Start of INFORMATION PROVIDED
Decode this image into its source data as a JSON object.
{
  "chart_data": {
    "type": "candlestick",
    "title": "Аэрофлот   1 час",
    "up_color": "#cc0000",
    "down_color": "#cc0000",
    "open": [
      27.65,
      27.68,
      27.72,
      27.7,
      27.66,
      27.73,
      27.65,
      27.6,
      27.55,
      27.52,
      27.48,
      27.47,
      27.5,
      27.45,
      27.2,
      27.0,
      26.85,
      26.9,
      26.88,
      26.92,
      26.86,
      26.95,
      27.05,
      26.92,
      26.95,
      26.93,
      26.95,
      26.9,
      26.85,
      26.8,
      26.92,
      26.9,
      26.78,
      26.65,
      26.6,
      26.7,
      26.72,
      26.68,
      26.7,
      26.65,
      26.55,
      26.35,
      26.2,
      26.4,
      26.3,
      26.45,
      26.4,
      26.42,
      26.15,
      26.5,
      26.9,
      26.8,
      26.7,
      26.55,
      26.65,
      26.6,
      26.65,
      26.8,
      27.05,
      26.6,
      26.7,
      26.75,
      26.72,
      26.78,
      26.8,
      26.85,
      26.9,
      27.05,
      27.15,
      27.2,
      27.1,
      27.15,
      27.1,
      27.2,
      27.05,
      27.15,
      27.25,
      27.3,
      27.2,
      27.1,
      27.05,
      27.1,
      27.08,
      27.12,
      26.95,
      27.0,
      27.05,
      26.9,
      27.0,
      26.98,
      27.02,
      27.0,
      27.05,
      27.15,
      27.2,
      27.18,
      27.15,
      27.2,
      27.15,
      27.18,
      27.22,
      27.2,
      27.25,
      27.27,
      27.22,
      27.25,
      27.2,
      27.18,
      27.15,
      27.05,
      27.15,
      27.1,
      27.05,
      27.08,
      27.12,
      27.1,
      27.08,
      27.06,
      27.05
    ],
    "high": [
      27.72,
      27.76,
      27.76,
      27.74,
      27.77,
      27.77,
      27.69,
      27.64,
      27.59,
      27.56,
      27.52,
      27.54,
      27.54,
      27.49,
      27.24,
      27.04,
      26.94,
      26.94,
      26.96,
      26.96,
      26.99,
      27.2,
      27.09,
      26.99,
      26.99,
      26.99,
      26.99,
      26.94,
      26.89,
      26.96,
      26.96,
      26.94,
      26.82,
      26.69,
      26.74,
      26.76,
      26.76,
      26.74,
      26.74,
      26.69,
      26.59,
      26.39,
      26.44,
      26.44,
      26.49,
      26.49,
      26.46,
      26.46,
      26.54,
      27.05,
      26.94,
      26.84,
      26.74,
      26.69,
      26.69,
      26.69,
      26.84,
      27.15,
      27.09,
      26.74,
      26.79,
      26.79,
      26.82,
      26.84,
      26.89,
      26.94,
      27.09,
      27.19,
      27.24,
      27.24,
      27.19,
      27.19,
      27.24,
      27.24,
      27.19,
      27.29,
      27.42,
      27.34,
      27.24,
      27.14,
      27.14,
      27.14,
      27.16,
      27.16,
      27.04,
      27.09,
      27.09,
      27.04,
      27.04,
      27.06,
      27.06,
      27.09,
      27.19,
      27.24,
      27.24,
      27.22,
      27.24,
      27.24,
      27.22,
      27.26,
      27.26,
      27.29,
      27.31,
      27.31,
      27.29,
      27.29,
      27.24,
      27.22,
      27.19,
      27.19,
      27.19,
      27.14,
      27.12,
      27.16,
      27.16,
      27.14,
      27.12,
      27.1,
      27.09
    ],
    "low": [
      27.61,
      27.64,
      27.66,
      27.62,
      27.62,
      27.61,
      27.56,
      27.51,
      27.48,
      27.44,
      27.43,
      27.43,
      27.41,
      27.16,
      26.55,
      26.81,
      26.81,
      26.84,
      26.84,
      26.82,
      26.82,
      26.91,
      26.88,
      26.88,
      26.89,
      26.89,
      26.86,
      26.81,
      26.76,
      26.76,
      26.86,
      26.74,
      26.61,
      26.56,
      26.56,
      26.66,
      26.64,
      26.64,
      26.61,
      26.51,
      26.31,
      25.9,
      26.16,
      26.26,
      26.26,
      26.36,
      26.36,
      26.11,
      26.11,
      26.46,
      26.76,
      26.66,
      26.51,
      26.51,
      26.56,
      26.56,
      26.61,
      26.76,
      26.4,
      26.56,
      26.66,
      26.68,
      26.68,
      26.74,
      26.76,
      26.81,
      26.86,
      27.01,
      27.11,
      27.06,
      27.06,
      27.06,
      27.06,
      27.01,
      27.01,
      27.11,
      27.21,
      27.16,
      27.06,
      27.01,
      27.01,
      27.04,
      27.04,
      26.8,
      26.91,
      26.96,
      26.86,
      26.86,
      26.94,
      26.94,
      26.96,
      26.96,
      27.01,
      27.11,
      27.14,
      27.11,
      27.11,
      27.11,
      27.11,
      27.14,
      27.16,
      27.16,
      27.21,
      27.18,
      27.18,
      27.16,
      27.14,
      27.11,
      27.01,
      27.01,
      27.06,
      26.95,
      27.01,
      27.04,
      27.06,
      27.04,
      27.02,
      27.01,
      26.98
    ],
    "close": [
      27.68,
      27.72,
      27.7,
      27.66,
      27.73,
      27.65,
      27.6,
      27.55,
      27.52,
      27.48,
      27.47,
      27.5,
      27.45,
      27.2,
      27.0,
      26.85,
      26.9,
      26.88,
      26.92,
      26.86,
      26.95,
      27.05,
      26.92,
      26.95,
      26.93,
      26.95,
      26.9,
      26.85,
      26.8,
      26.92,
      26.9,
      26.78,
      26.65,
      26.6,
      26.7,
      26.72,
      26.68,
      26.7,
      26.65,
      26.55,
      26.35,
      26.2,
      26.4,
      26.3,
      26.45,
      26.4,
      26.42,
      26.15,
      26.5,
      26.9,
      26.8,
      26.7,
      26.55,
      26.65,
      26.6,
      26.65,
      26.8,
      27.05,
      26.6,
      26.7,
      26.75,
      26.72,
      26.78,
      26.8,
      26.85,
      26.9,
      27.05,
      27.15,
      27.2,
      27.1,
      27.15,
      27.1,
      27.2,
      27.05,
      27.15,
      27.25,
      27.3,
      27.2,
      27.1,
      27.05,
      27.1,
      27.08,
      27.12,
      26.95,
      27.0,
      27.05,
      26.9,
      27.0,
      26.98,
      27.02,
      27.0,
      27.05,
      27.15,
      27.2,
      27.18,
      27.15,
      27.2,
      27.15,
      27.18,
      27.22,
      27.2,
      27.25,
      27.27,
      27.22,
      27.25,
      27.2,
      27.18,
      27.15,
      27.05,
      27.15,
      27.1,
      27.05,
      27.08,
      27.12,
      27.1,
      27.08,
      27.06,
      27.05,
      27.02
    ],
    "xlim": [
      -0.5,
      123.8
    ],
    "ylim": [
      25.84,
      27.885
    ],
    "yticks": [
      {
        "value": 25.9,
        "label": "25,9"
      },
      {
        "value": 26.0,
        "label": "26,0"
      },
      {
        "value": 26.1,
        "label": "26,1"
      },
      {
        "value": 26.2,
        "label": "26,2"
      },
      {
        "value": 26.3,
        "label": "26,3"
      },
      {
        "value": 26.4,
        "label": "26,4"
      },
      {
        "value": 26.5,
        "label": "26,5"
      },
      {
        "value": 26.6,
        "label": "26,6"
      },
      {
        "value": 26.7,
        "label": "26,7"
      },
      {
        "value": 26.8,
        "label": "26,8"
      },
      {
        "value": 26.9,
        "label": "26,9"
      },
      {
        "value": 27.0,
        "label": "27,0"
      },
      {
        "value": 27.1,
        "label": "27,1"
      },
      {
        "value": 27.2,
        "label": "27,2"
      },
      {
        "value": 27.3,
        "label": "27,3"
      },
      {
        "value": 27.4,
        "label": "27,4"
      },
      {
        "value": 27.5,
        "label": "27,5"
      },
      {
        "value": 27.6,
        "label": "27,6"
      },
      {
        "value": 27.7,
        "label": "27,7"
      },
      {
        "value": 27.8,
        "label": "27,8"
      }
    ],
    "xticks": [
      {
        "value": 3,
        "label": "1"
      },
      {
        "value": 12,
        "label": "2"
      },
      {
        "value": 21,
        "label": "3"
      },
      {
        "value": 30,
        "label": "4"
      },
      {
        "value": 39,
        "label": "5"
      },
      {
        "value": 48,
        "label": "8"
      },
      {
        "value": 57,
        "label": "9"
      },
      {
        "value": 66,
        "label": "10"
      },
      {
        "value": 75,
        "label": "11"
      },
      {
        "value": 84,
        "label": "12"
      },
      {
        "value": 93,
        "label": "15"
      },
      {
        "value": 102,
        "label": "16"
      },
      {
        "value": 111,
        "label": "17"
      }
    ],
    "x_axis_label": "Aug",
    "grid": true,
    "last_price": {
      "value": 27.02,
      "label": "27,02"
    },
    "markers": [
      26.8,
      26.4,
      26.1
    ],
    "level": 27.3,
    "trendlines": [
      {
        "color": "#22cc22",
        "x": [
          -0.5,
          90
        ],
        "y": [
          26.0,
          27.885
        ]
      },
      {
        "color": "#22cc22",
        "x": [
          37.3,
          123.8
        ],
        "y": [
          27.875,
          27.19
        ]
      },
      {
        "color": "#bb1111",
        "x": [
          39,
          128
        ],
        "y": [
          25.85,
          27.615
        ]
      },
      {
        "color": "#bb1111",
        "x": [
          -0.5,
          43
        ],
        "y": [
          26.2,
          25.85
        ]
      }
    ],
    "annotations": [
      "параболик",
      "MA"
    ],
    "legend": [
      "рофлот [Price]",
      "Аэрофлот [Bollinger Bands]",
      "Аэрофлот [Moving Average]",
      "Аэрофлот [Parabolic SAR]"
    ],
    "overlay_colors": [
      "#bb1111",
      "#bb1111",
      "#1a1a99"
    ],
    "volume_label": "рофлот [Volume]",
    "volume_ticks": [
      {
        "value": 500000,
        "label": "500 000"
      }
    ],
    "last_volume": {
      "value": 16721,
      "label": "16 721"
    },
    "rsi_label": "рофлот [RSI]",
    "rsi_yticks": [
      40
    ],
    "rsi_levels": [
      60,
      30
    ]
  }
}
End of INFORMATION PROVIDED
**DIRECTIVE**: Say how many lines above hold the word "Аэрофлот", giving only the count.

**RESULT BELOW**: 4